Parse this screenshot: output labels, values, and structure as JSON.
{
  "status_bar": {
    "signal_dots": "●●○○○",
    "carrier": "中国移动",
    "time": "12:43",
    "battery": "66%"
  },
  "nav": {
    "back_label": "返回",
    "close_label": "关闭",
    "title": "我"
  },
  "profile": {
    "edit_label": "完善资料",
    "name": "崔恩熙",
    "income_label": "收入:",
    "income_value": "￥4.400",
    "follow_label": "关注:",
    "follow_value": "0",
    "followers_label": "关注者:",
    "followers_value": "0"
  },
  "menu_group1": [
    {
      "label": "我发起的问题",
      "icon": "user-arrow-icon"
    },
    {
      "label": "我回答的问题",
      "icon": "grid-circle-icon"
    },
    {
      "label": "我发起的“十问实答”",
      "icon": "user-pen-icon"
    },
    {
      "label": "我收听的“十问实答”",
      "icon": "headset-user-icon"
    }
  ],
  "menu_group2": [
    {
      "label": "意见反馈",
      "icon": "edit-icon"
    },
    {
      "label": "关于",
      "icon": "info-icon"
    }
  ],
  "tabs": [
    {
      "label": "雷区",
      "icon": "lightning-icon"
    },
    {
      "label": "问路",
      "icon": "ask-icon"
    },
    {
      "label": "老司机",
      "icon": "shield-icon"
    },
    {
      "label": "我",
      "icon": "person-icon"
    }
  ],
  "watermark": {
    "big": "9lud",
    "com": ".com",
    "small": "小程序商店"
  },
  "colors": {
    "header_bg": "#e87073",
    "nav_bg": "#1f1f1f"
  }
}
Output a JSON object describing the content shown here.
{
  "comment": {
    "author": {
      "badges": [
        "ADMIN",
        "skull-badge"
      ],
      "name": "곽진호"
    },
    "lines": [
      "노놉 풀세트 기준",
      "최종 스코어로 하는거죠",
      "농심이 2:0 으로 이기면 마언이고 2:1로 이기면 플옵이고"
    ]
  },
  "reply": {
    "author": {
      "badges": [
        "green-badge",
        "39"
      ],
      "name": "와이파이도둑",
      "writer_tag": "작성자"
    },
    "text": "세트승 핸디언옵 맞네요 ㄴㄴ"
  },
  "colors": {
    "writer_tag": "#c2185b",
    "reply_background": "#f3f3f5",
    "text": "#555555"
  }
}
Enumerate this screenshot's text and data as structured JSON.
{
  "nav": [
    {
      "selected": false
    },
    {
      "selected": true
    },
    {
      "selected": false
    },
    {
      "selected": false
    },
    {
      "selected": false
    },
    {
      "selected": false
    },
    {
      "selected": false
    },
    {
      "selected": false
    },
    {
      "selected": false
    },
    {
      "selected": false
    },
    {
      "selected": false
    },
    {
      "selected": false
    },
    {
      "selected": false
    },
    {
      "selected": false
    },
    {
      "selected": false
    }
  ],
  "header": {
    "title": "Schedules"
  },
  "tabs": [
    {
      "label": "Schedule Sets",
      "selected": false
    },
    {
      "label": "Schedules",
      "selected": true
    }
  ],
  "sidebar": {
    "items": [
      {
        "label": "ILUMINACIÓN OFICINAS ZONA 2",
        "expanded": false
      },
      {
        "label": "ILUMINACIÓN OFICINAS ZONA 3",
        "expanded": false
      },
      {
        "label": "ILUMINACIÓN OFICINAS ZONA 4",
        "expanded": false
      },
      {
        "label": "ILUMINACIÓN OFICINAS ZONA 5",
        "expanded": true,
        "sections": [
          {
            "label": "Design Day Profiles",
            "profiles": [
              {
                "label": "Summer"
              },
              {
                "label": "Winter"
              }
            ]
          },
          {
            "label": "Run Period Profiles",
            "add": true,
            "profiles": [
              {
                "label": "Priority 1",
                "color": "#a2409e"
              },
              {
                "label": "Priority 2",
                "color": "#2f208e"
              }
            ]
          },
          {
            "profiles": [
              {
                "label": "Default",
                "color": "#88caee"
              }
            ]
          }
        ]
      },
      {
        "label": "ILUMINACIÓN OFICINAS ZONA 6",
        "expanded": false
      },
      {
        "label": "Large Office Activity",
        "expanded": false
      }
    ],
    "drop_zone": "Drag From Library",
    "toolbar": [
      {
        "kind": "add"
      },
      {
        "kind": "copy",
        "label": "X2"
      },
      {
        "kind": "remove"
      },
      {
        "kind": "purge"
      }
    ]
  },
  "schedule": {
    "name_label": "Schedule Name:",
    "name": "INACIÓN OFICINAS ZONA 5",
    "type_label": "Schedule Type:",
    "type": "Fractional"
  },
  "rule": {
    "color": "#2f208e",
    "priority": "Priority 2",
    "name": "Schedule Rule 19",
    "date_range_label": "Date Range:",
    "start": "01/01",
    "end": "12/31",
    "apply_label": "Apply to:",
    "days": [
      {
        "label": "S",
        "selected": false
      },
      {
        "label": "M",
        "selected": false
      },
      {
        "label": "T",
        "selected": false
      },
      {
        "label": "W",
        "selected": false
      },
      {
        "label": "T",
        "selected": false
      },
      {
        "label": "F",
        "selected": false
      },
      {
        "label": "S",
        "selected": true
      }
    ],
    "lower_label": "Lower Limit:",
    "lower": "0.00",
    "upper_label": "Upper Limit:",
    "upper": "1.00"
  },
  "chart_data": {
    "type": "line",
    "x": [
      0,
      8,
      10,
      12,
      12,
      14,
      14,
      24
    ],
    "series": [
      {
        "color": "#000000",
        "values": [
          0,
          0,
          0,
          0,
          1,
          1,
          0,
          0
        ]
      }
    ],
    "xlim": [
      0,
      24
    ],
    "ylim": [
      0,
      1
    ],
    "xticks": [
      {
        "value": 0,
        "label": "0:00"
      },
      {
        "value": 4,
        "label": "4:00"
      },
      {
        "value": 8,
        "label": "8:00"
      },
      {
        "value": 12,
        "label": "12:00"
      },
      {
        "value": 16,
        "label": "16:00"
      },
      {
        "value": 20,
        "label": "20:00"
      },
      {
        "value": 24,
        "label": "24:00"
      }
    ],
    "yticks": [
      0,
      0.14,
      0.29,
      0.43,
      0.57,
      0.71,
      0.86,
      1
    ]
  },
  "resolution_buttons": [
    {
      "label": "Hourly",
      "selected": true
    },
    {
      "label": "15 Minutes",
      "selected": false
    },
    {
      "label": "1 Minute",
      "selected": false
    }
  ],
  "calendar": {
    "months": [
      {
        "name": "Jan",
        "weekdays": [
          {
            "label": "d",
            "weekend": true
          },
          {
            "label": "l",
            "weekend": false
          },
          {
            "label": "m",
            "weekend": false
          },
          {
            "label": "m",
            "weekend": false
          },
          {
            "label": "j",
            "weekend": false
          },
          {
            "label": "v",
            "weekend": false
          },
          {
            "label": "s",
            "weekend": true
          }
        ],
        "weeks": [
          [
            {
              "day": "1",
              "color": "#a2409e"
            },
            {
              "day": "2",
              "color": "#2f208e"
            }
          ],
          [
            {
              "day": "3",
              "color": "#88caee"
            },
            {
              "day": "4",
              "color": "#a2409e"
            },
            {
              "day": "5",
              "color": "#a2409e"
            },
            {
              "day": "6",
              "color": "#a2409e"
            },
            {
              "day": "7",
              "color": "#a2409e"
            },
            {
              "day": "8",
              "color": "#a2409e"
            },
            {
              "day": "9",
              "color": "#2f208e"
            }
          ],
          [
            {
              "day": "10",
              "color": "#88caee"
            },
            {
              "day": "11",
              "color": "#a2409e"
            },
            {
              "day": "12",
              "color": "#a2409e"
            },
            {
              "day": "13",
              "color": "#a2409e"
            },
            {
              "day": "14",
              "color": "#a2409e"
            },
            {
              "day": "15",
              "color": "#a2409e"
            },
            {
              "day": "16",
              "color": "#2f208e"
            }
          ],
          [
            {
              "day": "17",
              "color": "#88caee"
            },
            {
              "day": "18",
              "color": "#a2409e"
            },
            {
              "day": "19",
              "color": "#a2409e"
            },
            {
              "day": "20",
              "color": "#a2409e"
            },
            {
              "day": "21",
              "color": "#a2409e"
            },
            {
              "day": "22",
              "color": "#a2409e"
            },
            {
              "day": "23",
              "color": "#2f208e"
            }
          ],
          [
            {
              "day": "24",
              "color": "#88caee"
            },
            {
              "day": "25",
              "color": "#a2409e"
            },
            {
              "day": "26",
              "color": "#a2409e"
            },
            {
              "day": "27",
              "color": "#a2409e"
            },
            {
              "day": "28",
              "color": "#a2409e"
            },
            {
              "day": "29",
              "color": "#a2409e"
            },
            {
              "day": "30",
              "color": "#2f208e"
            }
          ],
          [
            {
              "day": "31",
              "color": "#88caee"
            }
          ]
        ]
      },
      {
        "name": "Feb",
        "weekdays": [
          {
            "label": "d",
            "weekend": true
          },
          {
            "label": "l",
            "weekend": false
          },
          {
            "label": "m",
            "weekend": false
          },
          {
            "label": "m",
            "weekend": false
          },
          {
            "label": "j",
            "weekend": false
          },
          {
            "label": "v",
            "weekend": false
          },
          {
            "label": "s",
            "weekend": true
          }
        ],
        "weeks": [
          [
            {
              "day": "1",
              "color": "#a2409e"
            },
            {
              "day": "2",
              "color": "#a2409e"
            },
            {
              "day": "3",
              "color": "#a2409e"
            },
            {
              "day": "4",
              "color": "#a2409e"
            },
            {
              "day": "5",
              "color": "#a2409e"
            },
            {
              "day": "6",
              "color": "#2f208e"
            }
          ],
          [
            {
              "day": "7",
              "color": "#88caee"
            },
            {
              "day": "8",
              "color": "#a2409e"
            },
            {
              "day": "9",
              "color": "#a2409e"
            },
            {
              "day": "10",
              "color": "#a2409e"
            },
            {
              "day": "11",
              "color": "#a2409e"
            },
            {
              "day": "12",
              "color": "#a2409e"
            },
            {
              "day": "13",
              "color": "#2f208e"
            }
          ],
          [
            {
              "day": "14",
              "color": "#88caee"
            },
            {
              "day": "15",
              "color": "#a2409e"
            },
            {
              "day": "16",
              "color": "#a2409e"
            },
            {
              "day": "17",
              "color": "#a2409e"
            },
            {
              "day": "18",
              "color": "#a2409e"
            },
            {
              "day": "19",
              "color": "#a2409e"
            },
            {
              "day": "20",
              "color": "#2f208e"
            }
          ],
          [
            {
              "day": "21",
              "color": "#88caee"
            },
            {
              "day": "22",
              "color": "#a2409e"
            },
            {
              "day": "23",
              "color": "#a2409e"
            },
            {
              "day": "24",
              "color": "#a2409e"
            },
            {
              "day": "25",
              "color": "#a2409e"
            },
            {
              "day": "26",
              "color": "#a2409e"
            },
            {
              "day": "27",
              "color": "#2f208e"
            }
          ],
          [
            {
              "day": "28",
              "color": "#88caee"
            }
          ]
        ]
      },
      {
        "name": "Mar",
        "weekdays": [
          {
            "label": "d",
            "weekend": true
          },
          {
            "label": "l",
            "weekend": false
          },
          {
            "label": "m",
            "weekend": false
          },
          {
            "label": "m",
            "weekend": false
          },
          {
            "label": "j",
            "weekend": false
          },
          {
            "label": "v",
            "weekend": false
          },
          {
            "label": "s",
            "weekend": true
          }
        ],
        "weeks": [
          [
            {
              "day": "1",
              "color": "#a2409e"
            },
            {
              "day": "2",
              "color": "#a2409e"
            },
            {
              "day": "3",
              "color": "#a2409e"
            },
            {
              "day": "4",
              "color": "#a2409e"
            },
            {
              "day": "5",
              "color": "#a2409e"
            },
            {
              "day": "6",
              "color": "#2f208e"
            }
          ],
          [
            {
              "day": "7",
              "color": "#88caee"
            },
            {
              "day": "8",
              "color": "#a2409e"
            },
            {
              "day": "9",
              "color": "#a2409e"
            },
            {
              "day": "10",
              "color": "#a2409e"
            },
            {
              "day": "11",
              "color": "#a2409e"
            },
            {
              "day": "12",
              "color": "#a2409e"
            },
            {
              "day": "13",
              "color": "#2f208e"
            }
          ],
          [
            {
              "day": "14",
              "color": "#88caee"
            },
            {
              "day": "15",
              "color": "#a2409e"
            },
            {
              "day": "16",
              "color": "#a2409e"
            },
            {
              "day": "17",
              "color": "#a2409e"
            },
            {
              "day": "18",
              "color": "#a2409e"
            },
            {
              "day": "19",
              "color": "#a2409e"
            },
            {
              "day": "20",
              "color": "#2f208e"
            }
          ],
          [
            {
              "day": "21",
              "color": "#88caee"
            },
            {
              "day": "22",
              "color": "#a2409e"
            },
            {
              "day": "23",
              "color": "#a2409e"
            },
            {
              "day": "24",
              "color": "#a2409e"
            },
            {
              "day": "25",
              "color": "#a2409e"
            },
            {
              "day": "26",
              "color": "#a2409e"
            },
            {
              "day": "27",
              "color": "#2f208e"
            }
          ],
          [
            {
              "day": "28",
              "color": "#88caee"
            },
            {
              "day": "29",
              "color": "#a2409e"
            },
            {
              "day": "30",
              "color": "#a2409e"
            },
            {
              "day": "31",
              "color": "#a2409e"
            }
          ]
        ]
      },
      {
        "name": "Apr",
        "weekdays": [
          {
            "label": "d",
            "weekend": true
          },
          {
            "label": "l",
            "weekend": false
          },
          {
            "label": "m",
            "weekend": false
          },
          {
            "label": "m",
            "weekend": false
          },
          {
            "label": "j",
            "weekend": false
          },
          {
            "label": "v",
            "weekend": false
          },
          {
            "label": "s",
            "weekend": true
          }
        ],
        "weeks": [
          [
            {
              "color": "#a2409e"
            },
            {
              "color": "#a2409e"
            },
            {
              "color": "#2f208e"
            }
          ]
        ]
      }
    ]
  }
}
▬▬▬
Filter the records above for lines containing the word "screenshot", and copy those lines.

**RESPONSE**
Parse this screenshot: output labels, values, and structure as JSON.
Enumerate this screenshot's text and data as structured JSON.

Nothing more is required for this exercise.